Copy each line holding the string "GROWTH".

··· Supplied data ···

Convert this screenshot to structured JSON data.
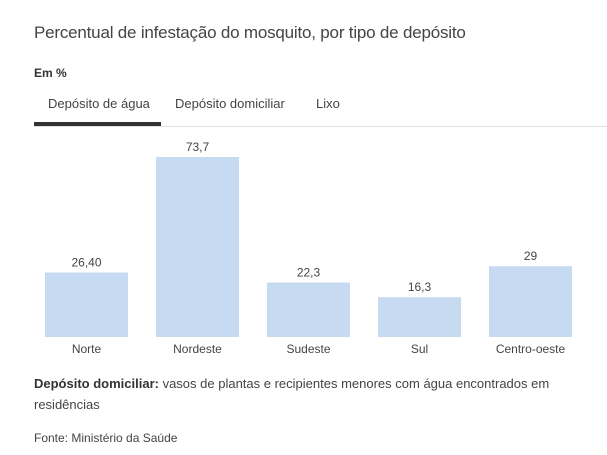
{
  "header": {
    "title": "Percentual de infestação do mosquito, por tipo de depósito",
    "unit": "Em %"
  },
  "tabs": [
    {
      "label": "Depósito de água",
      "active": true
    },
    {
      "label": "Depósito domiciliar",
      "active": false
    },
    {
      "label": "Lixo",
      "active": false
    }
  ],
  "colors": {
    "bar": "#c6dbf1",
    "tab_active": "#333333"
  },
  "chart_data": {
    "type": "bar",
    "title": "Percentual de infestação do mosquito, por tipo de depósito",
    "xlabel": "",
    "ylabel": "Em %",
    "categories": [
      "Norte",
      "Nordeste",
      "Sudeste",
      "Sul",
      "Centro-oeste"
    ],
    "values": [
      26.4,
      73.7,
      22.3,
      16.3,
      29
    ],
    "value_labels": [
      "26,40",
      "73,7",
      "22,3",
      "16,3",
      "29"
    ],
    "ylim": [
      0,
      73.7
    ],
    "grid": false
  },
  "note": {
    "bold": "Depósito domiciliar:",
    "text": " vasos de plantas e recipientes menores com água encontrados em residências"
  },
  "source": "Fonte: Ministério da Saúde"
}
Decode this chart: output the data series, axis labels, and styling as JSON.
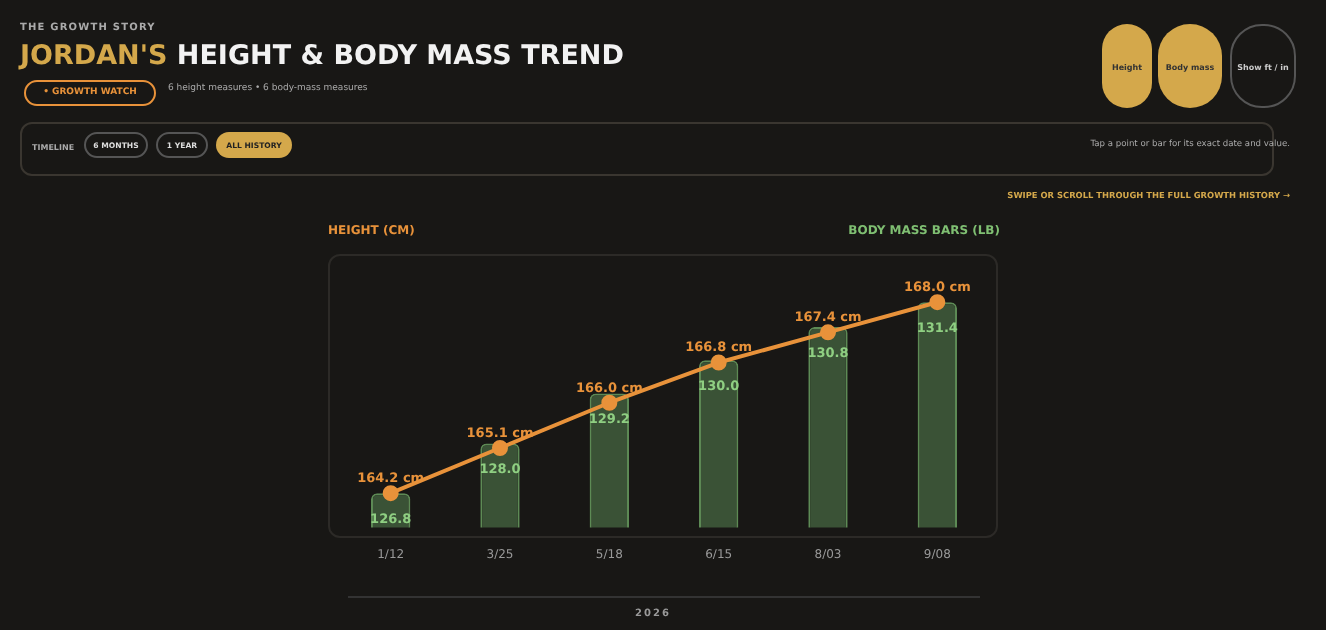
{
  "chart_data": {
    "type": "bar",
    "subtitle": "THE GROWTH STORY",
    "title": "JORDAN'S HEIGHT & BODY MASS TREND",
    "xlabel": "2026",
    "categories": [
      "1/12",
      "3/25",
      "5/18",
      "6/15",
      "8/03",
      "9/08"
    ],
    "series": [
      {
        "type": "line",
        "color": "#e8923a",
        "values": [
          164.2,
          165.1,
          166.0,
          166.8,
          167.4,
          168.0
        ],
        "value_labels": [
          "164.2 cm",
          "165.1 cm",
          "166.0 cm",
          "166.8 cm",
          "167.4 cm",
          "168.0 cm"
        ],
        "marker": "circle"
      },
      {
        "axis": "y2",
        "color": "#3a5236",
        "values": [
          126.8,
          128.0,
          129.2,
          130.0,
          130.8,
          131.4
        ],
        "value_labels": [
          "126.8",
          "128.0",
          "129.2",
          "130.0",
          "130.8",
          "131.4"
        ]
      }
    ],
    "tick_labels": "x",
    "legend": false,
    "annotations": [
      "• GROWTH WATCH",
      "6 height measures • 6 body-mass measures",
      "TIMELINE",
      "6 MONTHS",
      "1 YEAR",
      "ALL HISTORY",
      "Height",
      "Body mass",
      "Show ft / in",
      "Tap a point or bar for its exact date and value.",
      "SWIPE OR SCROLL THROUGH THE FULL GROWTH HISTORY →",
      "HEIGHT (CM)",
      "BODY MASS BARS (LB)"
    ]
  }
}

···

### Result
    "subtitle": "THE GROWTH STORY",
      "• GROWTH WATCH",
      "SWIPE OR SCROLL THROUGH THE FULL GROWTH HISTORY →",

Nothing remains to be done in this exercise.